#### Objective
Gather every line in the entries below that contains the string "move". Treat uppercase and lowercase letters as different.

___ Record excerpts ___

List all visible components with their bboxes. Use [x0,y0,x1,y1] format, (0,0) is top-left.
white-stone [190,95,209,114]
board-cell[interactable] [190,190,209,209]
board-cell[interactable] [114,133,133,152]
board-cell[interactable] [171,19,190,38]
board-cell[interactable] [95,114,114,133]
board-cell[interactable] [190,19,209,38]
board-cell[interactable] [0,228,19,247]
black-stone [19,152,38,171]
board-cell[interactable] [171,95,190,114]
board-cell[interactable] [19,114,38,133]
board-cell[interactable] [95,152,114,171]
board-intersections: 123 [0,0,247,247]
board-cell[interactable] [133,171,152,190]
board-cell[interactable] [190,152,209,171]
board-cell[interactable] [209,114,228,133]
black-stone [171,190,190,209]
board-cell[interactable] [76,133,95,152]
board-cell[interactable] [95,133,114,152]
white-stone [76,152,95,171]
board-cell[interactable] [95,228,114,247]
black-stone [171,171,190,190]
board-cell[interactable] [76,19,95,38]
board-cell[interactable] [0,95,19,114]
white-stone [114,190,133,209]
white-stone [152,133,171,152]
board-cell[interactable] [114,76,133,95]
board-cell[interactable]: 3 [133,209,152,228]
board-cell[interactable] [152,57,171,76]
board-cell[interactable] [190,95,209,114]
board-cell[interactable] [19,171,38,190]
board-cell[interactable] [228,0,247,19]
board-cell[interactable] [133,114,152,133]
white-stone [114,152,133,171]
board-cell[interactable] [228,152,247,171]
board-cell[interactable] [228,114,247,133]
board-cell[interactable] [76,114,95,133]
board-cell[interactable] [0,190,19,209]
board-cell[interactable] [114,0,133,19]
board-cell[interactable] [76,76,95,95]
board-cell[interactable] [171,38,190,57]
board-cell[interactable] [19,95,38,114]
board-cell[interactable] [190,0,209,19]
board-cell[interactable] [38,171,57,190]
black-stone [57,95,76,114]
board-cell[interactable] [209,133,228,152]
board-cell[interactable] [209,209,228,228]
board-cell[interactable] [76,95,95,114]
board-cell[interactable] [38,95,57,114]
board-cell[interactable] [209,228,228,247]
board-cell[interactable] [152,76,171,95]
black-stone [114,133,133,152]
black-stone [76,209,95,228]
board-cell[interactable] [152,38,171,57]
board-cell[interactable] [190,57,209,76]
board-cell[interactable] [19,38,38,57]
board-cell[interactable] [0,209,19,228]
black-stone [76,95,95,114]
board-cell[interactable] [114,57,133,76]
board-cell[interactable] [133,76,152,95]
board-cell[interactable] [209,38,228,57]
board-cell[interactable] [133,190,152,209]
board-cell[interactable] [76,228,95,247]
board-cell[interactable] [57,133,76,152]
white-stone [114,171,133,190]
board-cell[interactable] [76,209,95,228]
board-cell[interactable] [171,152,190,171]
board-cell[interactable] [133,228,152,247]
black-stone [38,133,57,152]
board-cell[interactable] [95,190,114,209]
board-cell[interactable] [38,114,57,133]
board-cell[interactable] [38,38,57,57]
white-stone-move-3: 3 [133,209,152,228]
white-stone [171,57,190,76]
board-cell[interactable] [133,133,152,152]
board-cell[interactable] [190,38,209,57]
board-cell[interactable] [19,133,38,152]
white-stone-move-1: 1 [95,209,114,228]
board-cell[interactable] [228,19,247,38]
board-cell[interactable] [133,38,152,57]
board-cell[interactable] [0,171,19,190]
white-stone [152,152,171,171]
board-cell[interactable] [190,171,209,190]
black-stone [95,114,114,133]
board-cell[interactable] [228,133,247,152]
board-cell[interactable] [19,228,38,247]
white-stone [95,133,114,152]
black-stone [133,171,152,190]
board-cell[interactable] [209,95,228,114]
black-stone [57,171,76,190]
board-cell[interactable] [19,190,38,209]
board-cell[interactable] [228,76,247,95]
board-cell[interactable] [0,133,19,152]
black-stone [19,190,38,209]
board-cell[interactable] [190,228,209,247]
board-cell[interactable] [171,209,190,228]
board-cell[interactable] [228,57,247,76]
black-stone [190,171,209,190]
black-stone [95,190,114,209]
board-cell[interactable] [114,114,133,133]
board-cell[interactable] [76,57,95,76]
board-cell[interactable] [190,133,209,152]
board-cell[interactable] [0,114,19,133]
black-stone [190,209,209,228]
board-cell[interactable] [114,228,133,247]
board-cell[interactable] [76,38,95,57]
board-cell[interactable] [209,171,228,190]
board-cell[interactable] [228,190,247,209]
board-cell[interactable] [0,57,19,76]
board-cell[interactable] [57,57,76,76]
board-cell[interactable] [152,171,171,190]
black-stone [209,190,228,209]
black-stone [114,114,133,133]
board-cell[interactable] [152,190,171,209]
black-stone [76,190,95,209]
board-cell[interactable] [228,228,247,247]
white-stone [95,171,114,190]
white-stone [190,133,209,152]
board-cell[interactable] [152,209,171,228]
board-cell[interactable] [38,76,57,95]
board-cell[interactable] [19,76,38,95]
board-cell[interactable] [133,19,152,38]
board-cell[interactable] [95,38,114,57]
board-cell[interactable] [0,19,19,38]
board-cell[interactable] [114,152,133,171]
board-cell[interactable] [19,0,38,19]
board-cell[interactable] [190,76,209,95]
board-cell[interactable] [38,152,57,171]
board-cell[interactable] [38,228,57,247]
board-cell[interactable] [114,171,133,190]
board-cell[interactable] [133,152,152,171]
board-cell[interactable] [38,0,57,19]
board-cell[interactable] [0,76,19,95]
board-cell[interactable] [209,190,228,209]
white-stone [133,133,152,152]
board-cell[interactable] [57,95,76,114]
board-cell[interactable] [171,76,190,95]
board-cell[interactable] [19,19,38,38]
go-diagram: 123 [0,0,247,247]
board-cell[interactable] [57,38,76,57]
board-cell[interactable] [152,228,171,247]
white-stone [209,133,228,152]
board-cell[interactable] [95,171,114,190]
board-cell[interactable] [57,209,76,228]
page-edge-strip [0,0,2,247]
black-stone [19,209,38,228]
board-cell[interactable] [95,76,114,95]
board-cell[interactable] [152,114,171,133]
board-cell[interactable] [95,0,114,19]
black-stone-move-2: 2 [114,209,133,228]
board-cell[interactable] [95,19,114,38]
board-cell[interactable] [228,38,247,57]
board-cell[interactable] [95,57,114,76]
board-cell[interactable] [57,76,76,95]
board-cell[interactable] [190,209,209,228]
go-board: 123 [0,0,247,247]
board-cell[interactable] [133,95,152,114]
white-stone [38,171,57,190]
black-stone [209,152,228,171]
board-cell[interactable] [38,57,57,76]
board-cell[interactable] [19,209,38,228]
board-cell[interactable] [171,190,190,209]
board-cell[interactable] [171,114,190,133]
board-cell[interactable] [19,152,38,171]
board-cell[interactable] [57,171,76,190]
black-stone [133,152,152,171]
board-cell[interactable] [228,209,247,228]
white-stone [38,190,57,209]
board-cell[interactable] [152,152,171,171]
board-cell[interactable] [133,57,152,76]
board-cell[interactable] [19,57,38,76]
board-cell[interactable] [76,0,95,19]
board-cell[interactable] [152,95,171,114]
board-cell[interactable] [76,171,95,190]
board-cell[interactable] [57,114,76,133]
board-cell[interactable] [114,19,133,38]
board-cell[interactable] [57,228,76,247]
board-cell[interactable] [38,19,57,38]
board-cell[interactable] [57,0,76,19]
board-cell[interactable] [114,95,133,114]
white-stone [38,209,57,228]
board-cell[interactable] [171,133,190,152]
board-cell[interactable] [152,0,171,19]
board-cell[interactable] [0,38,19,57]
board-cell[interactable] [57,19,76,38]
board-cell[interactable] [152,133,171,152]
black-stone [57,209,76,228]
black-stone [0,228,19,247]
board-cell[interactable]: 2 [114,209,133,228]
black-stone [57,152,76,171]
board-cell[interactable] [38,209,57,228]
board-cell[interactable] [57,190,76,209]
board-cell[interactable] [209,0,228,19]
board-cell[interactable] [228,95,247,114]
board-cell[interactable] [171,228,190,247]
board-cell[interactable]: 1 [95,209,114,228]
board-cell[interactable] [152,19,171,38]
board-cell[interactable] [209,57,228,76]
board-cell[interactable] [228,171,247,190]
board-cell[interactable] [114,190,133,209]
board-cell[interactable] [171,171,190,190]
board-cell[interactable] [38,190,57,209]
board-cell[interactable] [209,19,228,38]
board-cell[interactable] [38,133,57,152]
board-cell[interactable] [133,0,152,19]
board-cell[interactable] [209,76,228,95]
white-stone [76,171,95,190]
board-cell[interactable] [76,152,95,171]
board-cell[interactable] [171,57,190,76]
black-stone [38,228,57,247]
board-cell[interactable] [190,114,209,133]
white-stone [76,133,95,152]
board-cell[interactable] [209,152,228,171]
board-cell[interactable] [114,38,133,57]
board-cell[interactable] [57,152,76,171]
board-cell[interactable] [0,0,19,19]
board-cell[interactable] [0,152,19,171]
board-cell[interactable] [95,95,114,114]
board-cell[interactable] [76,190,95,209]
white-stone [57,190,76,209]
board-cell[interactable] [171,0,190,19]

___

#### Answer to the problem
white-stone-move-3: 3 [133,209,152,228]
white-stone-move-1: 1 [95,209,114,228]
black-stone-move-2: 2 [114,209,133,228]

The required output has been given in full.